====== EXERCISE DATA
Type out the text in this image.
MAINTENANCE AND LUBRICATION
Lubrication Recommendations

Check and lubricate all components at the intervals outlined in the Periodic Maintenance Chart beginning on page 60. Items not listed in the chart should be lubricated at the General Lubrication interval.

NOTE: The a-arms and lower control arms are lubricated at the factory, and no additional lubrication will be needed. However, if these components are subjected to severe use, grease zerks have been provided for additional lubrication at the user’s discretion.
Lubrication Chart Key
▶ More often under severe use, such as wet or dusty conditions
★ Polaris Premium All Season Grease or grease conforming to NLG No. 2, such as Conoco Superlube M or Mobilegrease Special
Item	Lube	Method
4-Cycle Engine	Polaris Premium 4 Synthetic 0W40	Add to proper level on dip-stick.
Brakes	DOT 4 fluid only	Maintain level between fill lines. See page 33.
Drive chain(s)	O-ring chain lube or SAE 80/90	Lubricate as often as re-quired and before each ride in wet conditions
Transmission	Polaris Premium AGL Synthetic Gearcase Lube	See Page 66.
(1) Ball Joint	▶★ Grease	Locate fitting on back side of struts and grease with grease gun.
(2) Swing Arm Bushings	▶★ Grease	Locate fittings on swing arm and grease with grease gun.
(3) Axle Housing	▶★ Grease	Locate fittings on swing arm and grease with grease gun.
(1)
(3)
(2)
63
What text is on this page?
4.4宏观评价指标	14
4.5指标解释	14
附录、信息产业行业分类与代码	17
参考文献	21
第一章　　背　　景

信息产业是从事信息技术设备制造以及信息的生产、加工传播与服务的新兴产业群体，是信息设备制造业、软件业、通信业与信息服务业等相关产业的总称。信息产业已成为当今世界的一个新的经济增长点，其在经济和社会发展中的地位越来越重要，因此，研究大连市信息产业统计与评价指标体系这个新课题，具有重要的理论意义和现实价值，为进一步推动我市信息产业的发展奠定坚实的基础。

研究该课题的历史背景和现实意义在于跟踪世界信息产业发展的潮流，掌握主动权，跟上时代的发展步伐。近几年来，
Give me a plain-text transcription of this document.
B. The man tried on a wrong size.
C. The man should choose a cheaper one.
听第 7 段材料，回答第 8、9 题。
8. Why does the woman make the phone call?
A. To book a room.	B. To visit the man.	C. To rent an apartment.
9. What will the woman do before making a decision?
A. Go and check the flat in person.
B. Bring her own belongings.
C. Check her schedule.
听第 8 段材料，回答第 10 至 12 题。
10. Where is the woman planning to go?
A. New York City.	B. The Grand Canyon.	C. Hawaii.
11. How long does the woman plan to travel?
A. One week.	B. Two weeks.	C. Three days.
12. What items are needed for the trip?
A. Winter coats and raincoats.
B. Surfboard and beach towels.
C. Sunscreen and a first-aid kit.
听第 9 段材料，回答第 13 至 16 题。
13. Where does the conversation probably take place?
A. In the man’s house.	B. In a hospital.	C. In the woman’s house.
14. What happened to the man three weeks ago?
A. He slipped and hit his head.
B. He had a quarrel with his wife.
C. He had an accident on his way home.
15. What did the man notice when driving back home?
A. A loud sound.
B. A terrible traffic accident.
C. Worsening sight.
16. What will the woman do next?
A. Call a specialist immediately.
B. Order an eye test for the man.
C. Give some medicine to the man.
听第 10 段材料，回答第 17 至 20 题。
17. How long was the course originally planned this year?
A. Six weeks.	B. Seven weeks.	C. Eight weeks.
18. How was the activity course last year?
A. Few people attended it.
============
=== THE PROBLEM ===
Write out the records above again, keeping each one identical to the original.

=== RIGHT ANSWER ===
Type out the text in this image.
MAINTENANCE AND LUBRICATION
Lubrication Recommendations

Check and lubricate all components at the intervals outlined in the Periodic Maintenance Chart beginning on page 60. Items not listed in the chart should be lubricated at the General Lubrication interval.

NOTE: The a-arms and lower control arms are lubricated at the factory, and no additional lubrication will be needed. However, if these components are subjected to severe use, grease zerks have been provided for additional lubrication at the user’s discretion.
Lubrication Chart Key
▶ More often under severe use, such as wet or dusty conditions
★ Polaris Premium All Season Grease or grease conforming to NLG No. 2, such as Conoco Superlube M or Mobilegrease Special
Item	Lube	Method
4-Cycle Engine	Polaris Premium 4 Synthetic 0W40	Add to proper level on dip-stick.
Brakes	DOT 4 fluid only	Maintain level between fill lines. See page 33.
Drive chain(s)	O-ring chain lube or SAE 80/90	Lubricate as often as re-quired and before each ride in wet conditions
Transmission	Polaris Premium AGL Synthetic Gearcase Lube	See Page 66.
(1) Ball Joint	▶★ Grease	Locate fitting on back side of struts and grease with grease gun.
(2) Swing Arm Bushings	▶★ Grease	Locate fittings on swing arm and grease with grease gun.
(3) Axle Housing	▶★ Grease	Locate fittings on swing arm and grease with grease gun.
(1)
(3)
(2)
63
What text is on this page?
4.4宏观评价指标	14
4.5指标解释	14
附录、信息产业行业分类与代码	17
参考文献	21
第一章　　背　　景

信息产业是从事信息技术设备制造以及信息的生产、加工传播与服务的新兴产业群体，是信息设备制造业、软件业、通信业与信息服务业等相关产业的总称。信息产业已成为当今世界的一个新的经济增长点，其在经济和社会发展中的地位越来越重要，因此，研究大连市信息产业统计与评价指标体系这个新课题，具有重要的理论意义和现实价值，为进一步推动我市信息产业的发展奠定坚实的基础。

研究该课题的历史背景和现实意义在于跟踪世界信息产业发展的潮流，掌握主动权，跟上时代的发展步伐。近几年来，
Give me a plain-text transcription of this document.
B. The man tried on a wrong size.
C. The man should choose a cheaper one.
听第 7 段材料，回答第 8、9 题。
8. Why does the woman make the phone call?
A. To book a room.	B. To visit the man.	C. To rent an apartment.
9. What will the woman do before making a decision?
A. Go and check the flat in person.
B. Bring her own belongings.
C. Check her schedule.
听第 8 段材料，回答第 10 至 12 题。
10. Where is the woman planning to go?
A. New York City.	B. The Grand Canyon.	C. Hawaii.
11. How long does the woman plan to travel?
A. One week.	B. Two weeks.	C. Three days.
12. What items are needed for the trip?
A. Winter coats and raincoats.
B. Surfboard and beach towels.
C. Sunscreen and a first-aid kit.
听第 9 段材料，回答第 13 至 16 题。
13. Where does the conversation probably take place?
A. In the man’s house.	B. In a hospital.	C. In the woman’s house.
14. What happened to the man three weeks ago?
A. He slipped and hit his head.
B. He had a quarrel with his wife.
C. He had an accident on his way home.
15. What did the man notice when driving back home?
A. A loud sound.
B. A terrible traffic accident.
C. Worsening sight.
16. What will the woman do next?
A. Call a specialist immediately.
B. Order an eye test for the man.
C. Give some medicine to the man.
听第 10 段材料，回答第 17 至 20 题。
17. How long was the course originally planned this year?
A. Six weeks.	B. Seven weeks.	C. Eight weeks.
18. How was the activity course last year?
A. Few people attended it.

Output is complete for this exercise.